### TASK BRIEF
Translate this sentence from the text below about lighting at Acts Church into Spanish: "During the Covid-19 lockdown, Acts Church created a virtual studio and did a vast amount of green screen work."

### EXERCISE TEXT

⁂

Acts Church also purchased a new Arkaos MediaMaster Pro 5 to pixel map the Showtec products using Kling-Net. The software will also provide access to a range of high-quality digital media as well as a turnkey solution for running seamless video shows on their existing LED screens.

 

“With people watching movies and videos, they see where concerts are going. Young people want to engage with churches that are progressive,” said Peter. “At Acts Church we don’t want the lighting to be over the top, but we do want to keep growing and modernizing with tasteful lighting that creates the right mood to worship and pray. I know the die-hards will tell us that you should be able to praise God on a cactus, but it does help to have some atmosphere!”

 

During the Covid-19 lockdown, Acts Church created a virtual studio and did a vast amount of green screen work. “We purchased the Strand Softlights for backlight at our studio and for some of the smaller satellite studios created at a few homes.  The Strand fixtures give you an incredible flat light so that the camera doesn’t fight with your green screen. We previously used LED lighting fixtures but the colour temperature was wrong. You think white is white, but the Strand Softlight units were able to give us the colour tone we needed and just worked.”

⁂

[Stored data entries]
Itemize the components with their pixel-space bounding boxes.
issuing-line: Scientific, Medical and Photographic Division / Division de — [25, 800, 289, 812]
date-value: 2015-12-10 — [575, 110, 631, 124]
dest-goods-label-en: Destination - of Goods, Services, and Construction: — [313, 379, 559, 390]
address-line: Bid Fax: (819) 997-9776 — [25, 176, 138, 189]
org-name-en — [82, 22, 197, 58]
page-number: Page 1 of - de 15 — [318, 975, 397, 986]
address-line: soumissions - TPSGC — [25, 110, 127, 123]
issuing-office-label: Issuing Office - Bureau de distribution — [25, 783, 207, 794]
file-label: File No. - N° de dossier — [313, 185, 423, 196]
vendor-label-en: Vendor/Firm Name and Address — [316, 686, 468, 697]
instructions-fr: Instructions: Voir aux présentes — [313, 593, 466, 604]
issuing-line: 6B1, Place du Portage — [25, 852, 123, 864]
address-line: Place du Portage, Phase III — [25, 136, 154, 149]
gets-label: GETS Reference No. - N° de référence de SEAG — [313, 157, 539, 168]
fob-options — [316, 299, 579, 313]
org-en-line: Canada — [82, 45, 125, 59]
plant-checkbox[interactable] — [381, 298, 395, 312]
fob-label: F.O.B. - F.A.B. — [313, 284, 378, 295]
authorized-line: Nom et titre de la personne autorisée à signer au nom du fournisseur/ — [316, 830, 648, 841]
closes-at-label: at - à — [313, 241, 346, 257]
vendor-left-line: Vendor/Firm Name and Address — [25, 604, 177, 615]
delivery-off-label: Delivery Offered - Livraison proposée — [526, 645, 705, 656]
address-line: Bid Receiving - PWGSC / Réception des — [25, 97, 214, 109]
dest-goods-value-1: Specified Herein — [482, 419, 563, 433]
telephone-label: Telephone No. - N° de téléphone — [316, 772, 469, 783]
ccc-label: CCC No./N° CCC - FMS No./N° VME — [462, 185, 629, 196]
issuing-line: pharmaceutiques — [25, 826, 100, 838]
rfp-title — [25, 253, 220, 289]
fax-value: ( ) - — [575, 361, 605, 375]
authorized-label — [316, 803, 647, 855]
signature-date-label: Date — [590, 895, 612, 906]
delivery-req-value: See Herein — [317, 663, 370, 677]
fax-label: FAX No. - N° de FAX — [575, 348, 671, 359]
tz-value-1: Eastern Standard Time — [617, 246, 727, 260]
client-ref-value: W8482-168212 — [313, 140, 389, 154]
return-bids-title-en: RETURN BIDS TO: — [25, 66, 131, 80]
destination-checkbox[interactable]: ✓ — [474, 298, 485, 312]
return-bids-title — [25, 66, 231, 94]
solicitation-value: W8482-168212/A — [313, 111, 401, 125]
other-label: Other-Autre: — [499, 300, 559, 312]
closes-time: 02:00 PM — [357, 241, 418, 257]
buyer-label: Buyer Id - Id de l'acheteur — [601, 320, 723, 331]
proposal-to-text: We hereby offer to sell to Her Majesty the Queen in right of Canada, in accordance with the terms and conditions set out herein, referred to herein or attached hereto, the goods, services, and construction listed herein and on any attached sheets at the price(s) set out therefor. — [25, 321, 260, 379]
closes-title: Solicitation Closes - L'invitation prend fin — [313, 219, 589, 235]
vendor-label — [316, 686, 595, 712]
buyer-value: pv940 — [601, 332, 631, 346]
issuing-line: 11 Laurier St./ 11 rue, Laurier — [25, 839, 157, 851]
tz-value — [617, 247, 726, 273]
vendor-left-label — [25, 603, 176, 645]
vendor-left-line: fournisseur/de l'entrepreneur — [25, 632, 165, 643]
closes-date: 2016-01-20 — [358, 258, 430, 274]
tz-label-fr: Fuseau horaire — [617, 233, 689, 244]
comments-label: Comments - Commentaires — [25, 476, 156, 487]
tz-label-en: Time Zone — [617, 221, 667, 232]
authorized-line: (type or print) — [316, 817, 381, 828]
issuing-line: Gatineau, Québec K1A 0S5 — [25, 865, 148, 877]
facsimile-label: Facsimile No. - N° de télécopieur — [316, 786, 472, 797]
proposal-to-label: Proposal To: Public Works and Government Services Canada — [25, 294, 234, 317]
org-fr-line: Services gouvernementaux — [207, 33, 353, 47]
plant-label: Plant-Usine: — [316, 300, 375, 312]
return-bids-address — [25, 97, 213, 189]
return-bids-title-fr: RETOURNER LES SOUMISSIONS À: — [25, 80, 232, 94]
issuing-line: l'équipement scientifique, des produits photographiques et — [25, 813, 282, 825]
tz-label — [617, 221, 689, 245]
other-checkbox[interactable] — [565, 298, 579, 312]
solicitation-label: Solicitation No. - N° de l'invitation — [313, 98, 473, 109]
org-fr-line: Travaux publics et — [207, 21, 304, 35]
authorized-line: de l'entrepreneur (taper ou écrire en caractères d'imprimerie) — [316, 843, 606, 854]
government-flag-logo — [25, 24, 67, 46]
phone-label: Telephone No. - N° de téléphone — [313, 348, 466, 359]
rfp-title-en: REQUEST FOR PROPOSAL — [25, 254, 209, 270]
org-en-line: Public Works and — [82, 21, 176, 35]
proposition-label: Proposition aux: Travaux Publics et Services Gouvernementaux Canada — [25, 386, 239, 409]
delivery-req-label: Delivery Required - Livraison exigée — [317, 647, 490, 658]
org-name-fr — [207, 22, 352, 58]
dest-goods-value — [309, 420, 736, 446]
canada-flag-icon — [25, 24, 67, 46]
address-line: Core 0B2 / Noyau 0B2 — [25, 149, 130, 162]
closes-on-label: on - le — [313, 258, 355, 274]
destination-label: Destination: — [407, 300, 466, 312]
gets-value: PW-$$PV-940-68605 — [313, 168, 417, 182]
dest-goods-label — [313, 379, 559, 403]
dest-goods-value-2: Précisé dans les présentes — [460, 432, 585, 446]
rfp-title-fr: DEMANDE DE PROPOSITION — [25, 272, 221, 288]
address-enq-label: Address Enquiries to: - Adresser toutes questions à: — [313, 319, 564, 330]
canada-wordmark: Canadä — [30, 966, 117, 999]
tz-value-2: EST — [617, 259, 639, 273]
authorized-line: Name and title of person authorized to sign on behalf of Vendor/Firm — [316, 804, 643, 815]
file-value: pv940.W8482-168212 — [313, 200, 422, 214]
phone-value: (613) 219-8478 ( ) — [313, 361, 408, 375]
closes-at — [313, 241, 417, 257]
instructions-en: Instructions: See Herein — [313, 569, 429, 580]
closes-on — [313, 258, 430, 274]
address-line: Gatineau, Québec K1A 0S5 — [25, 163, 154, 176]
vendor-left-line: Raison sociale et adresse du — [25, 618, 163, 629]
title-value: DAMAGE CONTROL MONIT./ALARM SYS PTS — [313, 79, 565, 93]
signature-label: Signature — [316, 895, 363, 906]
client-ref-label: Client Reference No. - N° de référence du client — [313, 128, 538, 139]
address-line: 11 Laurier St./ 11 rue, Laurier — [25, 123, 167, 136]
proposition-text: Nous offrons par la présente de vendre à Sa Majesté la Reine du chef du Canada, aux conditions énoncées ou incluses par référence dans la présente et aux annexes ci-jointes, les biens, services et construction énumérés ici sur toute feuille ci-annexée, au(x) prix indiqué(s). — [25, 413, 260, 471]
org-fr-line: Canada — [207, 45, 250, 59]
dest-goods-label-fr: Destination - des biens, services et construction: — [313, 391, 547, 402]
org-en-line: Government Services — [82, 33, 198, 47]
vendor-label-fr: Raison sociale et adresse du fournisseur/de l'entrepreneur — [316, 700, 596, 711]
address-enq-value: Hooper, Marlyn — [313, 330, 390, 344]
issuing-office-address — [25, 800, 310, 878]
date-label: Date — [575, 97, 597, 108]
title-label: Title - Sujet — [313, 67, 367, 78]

⁂

### REPLY TO THE EXERCISE
Durante el confinamiento por la Covid-19, Acts Church creó un estudio virtual y realizó una gran cantidad de trabajo con pantalla verde.